* Your objective: Output the entries below exactly as written, omitting pictures.

(Data items)
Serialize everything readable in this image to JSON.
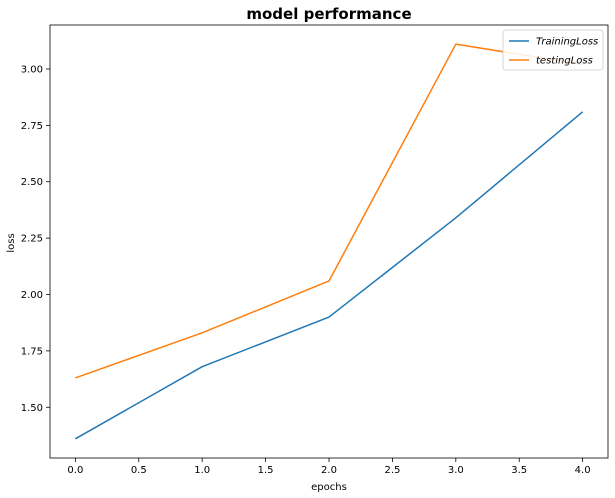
{
  "chart_data": {
    "type": "line",
    "title": "model performance",
    "xlabel": "epochs",
    "ylabel": "loss",
    "x": [
      0,
      1,
      2,
      3,
      4
    ],
    "series": [
      {
        "name": "TrainingLoss",
        "color": "#1f77b4",
        "values": [
          1.36,
          1.68,
          1.9,
          2.34,
          2.81
        ]
      },
      {
        "name": "testingLoss",
        "color": "#ff7f0e",
        "values": [
          1.63,
          1.83,
          2.06,
          3.11,
          3.02
        ]
      }
    ],
    "xlim": [
      -0.2,
      4.2
    ],
    "ylim": [
      1.275,
      3.195
    ],
    "xticks": [
      "0.0",
      "0.5",
      "1.0",
      "1.5",
      "2.0",
      "2.5",
      "3.0",
      "3.5",
      "4.0"
    ],
    "yticks": [
      "1.50",
      "1.75",
      "2.00",
      "2.25",
      "2.50",
      "2.75",
      "3.00"
    ],
    "grid": false,
    "legend_position": "top-right"
  }
}
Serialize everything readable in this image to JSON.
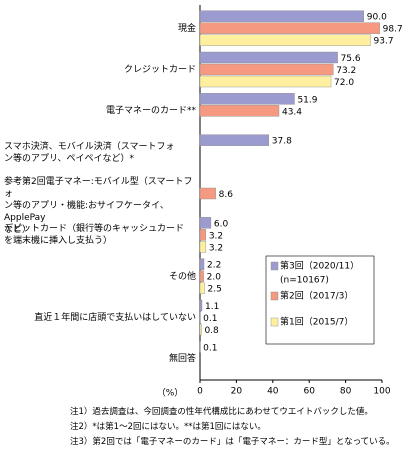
{
  "chart_data": {
    "type": "hbar",
    "categories": [
      "現金",
      "クレジットカード",
      "電子マネーのカード**",
      "スマホ決済、モバイル決済（スマートフォ\nン等のアプリ、ペイペイなど）*",
      "参考第2回電子マネー:モバイル型（スマートフォ\nン等のアプリ・機能:おサイフケータイ、ApplePay\nなど）",
      "デビットカード（銀行等のキャッシュカード\nを端末機に挿入し支払う）",
      "その他",
      "直近１年間に店頭で支払いはしていない",
      "無回答"
    ],
    "series": [
      {
        "name": "第3回（2020/11）",
        "color": "#9b9bcf",
        "values": [
          90.0,
          75.6,
          51.9,
          37.8,
          null,
          6.0,
          2.2,
          1.1,
          0.1
        ],
        "value_labels": [
          "90.0",
          "75.6",
          "51.9",
          "37.8",
          null,
          "6.0",
          "2.2",
          "1.1",
          "0.1"
        ]
      },
      {
        "name": "第2回（2017/3）",
        "color": "#f59a80",
        "values": [
          98.7,
          73.2,
          43.4,
          null,
          8.6,
          3.2,
          2.0,
          0.1,
          null
        ],
        "value_labels": [
          "98.7",
          "73.2",
          "43.4",
          null,
          "8.6",
          "3.2",
          "2.0",
          "0.1",
          null
        ]
      },
      {
        "name": "第1回（2015/7）",
        "color": "#fff0a0",
        "values": [
          93.7,
          72.0,
          null,
          null,
          null,
          3.2,
          2.5,
          0.8,
          null
        ],
        "value_labels": [
          "93.7",
          "72.0",
          null,
          null,
          null,
          "3.2",
          "2.5",
          "0.8",
          null
        ]
      }
    ],
    "legend_note": "(n=10167)",
    "xlim": [
      0,
      100
    ],
    "xticks": [
      0,
      20,
      40,
      60,
      80,
      100
    ],
    "xlabel": "（%）",
    "grid": false,
    "notes": [
      "注1）過去調査は、今回調査の性年代構成比にあわせてウエイトバックした値。",
      "注2）*は第1～2回にはない。**は第1回にはない。",
      "注3）第2回では「電子マネーのカード」は「電子マネー：カード型」となっている。"
    ]
  }
}
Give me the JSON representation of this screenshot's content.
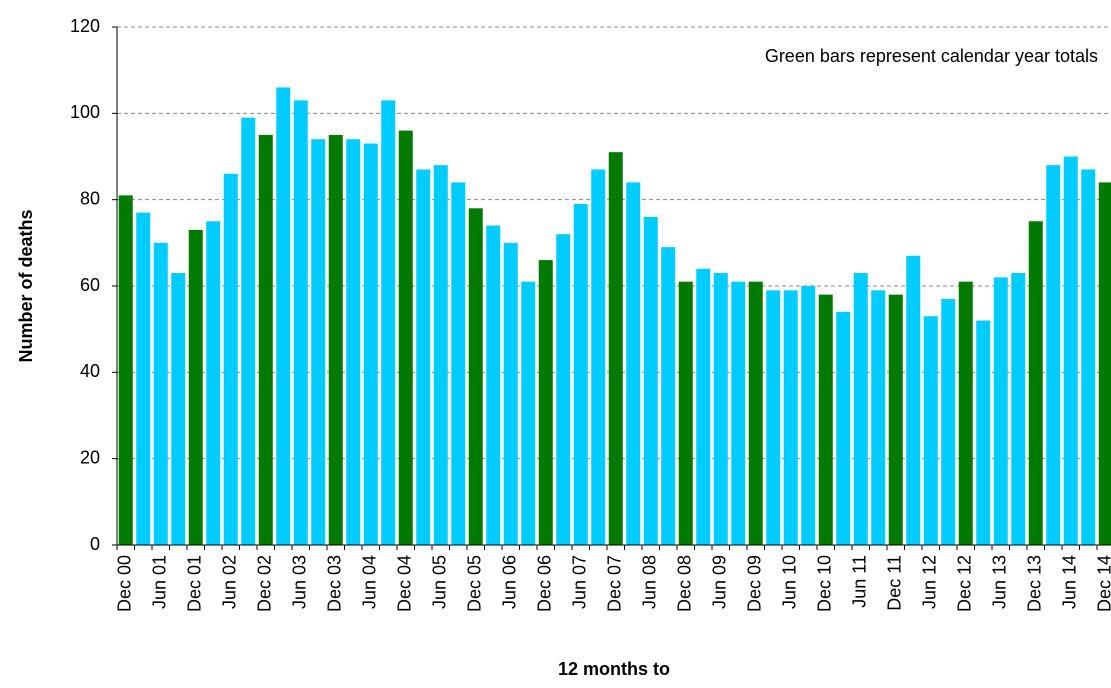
{
  "chart_data": {
    "type": "bar",
    "y_label": "Number of deaths",
    "x_label": "12 months to",
    "annotation": "Green bars represent calendar year totals",
    "categories": [
      "Dec 00",
      null,
      "Jun 01",
      null,
      "Dec 01",
      null,
      "Jun 02",
      null,
      "Dec 02",
      null,
      "Jun 03",
      null,
      "Dec 03",
      null,
      "Jun 04",
      null,
      "Dec 04",
      null,
      "Jun 05",
      null,
      "Dec 05",
      null,
      "Jun 06",
      null,
      "Dec 06",
      null,
      "Jun 07",
      null,
      "Dec 07",
      null,
      "Jun 08",
      null,
      "Dec 08",
      null,
      "Jun 09",
      null,
      "Dec 09",
      null,
      "Jun 10",
      null,
      "Dec 10",
      null,
      "Jun 11",
      null,
      "Dec 11",
      null,
      "Jun 12",
      null,
      "Dec 12",
      null,
      "Jun 13",
      null,
      "Dec 13",
      null,
      "Jun 14",
      null,
      "Dec 14"
    ],
    "values": [
      81,
      77,
      70,
      63,
      73,
      75,
      86,
      99,
      95,
      106,
      103,
      94,
      95,
      94,
      93,
      103,
      96,
      87,
      88,
      84,
      78,
      74,
      70,
      61,
      66,
      72,
      79,
      87,
      91,
      84,
      76,
      69,
      61,
      64,
      63,
      61,
      61,
      59,
      59,
      60,
      58,
      54,
      63,
      59,
      58,
      67,
      53,
      57,
      61,
      52,
      62,
      63,
      75,
      88,
      90,
      87,
      84
    ],
    "colors": [
      "#007a00",
      "#00ccff",
      "#00ccff",
      "#00ccff",
      "#007a00",
      "#00ccff",
      "#00ccff",
      "#00ccff",
      "#007a00",
      "#00ccff",
      "#00ccff",
      "#00ccff",
      "#007a00",
      "#00ccff",
      "#00ccff",
      "#00ccff",
      "#007a00",
      "#00ccff",
      "#00ccff",
      "#00ccff",
      "#007a00",
      "#00ccff",
      "#00ccff",
      "#00ccff",
      "#007a00",
      "#00ccff",
      "#00ccff",
      "#00ccff",
      "#007a00",
      "#00ccff",
      "#00ccff",
      "#00ccff",
      "#007a00",
      "#00ccff",
      "#00ccff",
      "#00ccff",
      "#007a00",
      "#00ccff",
      "#00ccff",
      "#00ccff",
      "#007a00",
      "#00ccff",
      "#00ccff",
      "#00ccff",
      "#007a00",
      "#00ccff",
      "#00ccff",
      "#00ccff",
      "#007a00",
      "#00ccff",
      "#00ccff",
      "#00ccff",
      "#007a00",
      "#00ccff",
      "#00ccff",
      "#00ccff",
      "#007a00"
    ],
    "ylim": [
      0,
      120
    ],
    "yticks": [
      0,
      20,
      40,
      60,
      80,
      100,
      120
    ],
    "grid": true
  }
}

* Written reply:
Serialize everything readable in this image to JSON.
{
  "chart_data": {
    "type": "line",
    "title": "model performance",
    "xlabel": "epochs",
    "ylabel": "loss",
    "x": [
      0,
      1,
      2,
      3,
      4
    ],
    "series": [
      {
        "name": "TrainingLoss",
        "color": "#1f77b4",
        "values": [
          1.36,
          1.68,
          1.9,
          2.34,
          2.81
        ]
      },
      {
        "name": "testingLoss",
        "color": "#ff7f0e",
        "values": [
          1.63,
          1.83,
          2.06,
          3.11,
          3.02
        ]
      }
    ],
    "xlim": [
      -0.2,
      4.2
    ],
    "ylim": [
      1.275,
      3.195
    ],
    "xticks": [
      "0.0",
      "0.5",
      "1.0",
      "1.5",
      "2.0",
      "2.5",
      "3.0",
      "3.5",
      "4.0"
    ],
    "yticks": [
      "1.50",
      "1.75",
      "2.00",
      "2.25",
      "2.50",
      "2.75",
      "3.00"
    ],
    "grid": false,
    "legend_position": "top-right"
  }
}
Serialize everything readable in this image to JSON.
{
  "chart_data": {
    "type": "hbar",
    "categories": [
      "現金",
      "クレジットカード",
      "電子マネーのカード**",
      "スマホ決済、モバイル決済（スマートフォ\nン等のアプリ、ペイペイなど）*",
      "参考第2回電子マネー:モバイル型（スマートフォ\nン等のアプリ・機能:おサイフケータイ、ApplePay\nなど）",
      "デビットカード（銀行等のキャッシュカード\nを端末機に挿入し支払う）",
      "その他",
      "直近１年間に店頭で支払いはしていない",
      "無回答"
    ],
    "series": [
      {
        "name": "第3回（2020/11）",
        "color": "#9b9bcf",
        "values": [
          90.0,
          75.6,
          51.9,
          37.8,
          null,
          6.0,
          2.2,
          1.1,
          0.1
        ],
        "value_labels": [
          "90.0",
          "75.6",
          "51.9",
          "37.8",
          null,
          "6.0",
          "2.2",
          "1.1",
          "0.1"
        ]
      },
      {
        "name": "第2回（2017/3）",
        "color": "#f59a80",
        "values": [
          98.7,
          73.2,
          43.4,
          null,
          8.6,
          3.2,
          2.0,
          0.1,
          null
        ],
        "value_labels": [
          "98.7",
          "73.2",
          "43.4",
          null,
          "8.6",
          "3.2",
          "2.0",
          "0.1",
          null
        ]
      },
      {
        "name": "第1回（2015/7）",
        "color": "#fff0a0",
        "values": [
          93.7,
          72.0,
          null,
          null,
          null,
          3.2,
          2.5,
          0.8,
          null
        ],
        "value_labels": [
          "93.7",
          "72.0",
          null,
          null,
          null,
          "3.2",
          "2.5",
          "0.8",
          null
        ]
      }
    ],
    "legend_note": "(n=10167)",
    "xlim": [
      0,
      100
    ],
    "xticks": [
      0,
      20,
      40,
      60,
      80,
      100
    ],
    "xlabel": "（%）",
    "grid": false,
    "notes": [
      "注1）過去調査は、今回調査の性年代構成比にあわせてウエイトバックした値。",
      "注2）*は第1～2回にはない。**は第1回にはない。",
      "注3）第2回では「電子マネーのカード」は「電子マネー：カード型」となっている。"
    ]
  }
}
Give me the JSON representation of this screenshot's content.
{
  "chart_data": {
    "type": "bar",
    "y_label": "Number of deaths",
    "x_label": "12 months to",
    "annotation": "Green bars represent calendar year totals",
    "categories": [
      "Dec 00",
      null,
      "Jun 01",
      null,
      "Dec 01",
      null,
      "Jun 02",
      null,
      "Dec 02",
      null,
      "Jun 03",
      null,
      "Dec 03",
      null,
      "Jun 04",
      null,
      "Dec 04",
      null,
      "Jun 05",
      null,
      "Dec 05",
      null,
      "Jun 06",
      null,
      "Dec 06",
      null,
      "Jun 07",
      null,
      "Dec 07",
      null,
      "Jun 08",
      null,
      "Dec 08",
      null,
      "Jun 09",
      null,
      "Dec 09",
      null,
      "Jun 10",
      null,
      "Dec 10",
      null,
      "Jun 11",
      null,
      "Dec 11",
      null,
      "Jun 12",
      null,
      "Dec 12",
      null,
      "Jun 13",
      null,
      "Dec 13",
      null,
      "Jun 14",
      null,
      "Dec 14"
    ],
    "values": [
      81,
      77,
      70,
      63,
      73,
      75,
      86,
      99,
      95,
      106,
      103,
      94,
      95,
      94,
      93,
      103,
      96,
      87,
      88,
      84,
      78,
      74,
      70,
      61,
      66,
      72,
      79,
      87,
      91,
      84,
      76,
      69,
      61,
      64,
      63,
      61,
      61,
      59,
      59,
      60,
      58,
      54,
      63,
      59,
      58,
      67,
      53,
      57,
      61,
      52,
      62,
      63,
      75,
      88,
      90,
      87,
      84
    ],
    "colors": [
      "#007a00",
      "#00ccff",
      "#00ccff",
      "#00ccff",
      "#007a00",
      "#00ccff",
      "#00ccff",
      "#00ccff",
      "#007a00",
      "#00ccff",
      "#00ccff",
      "#00ccff",
      "#007a00",
      "#00ccff",
      "#00ccff",
      "#00ccff",
      "#007a00",
      "#00ccff",
      "#00ccff",
      "#00ccff",
      "#007a00",
      "#00ccff",
      "#00ccff",
      "#00ccff",
      "#007a00",
      "#00ccff",
      "#00ccff",
      "#00ccff",
      "#007a00",
      "#00ccff",
      "#00ccff",
      "#00ccff",
      "#007a00",
      "#00ccff",
      "#00ccff",
      "#00ccff",
      "#007a00",
      "#00ccff",
      "#00ccff",
      "#00ccff",
      "#007a00",
      "#00ccff",
      "#00ccff",
      "#00ccff",
      "#007a00",
      "#00ccff",
      "#00ccff",
      "#00ccff",
      "#007a00",
      "#00ccff",
      "#00ccff",
      "#00ccff",
      "#007a00",
      "#00ccff",
      "#00ccff",
      "#00ccff",
      "#007a00"
    ],
    "ylim": [
      0,
      120
    ],
    "yticks": [
      0,
      20,
      40,
      60,
      80,
      100,
      120
    ],
    "grid": true
  }
}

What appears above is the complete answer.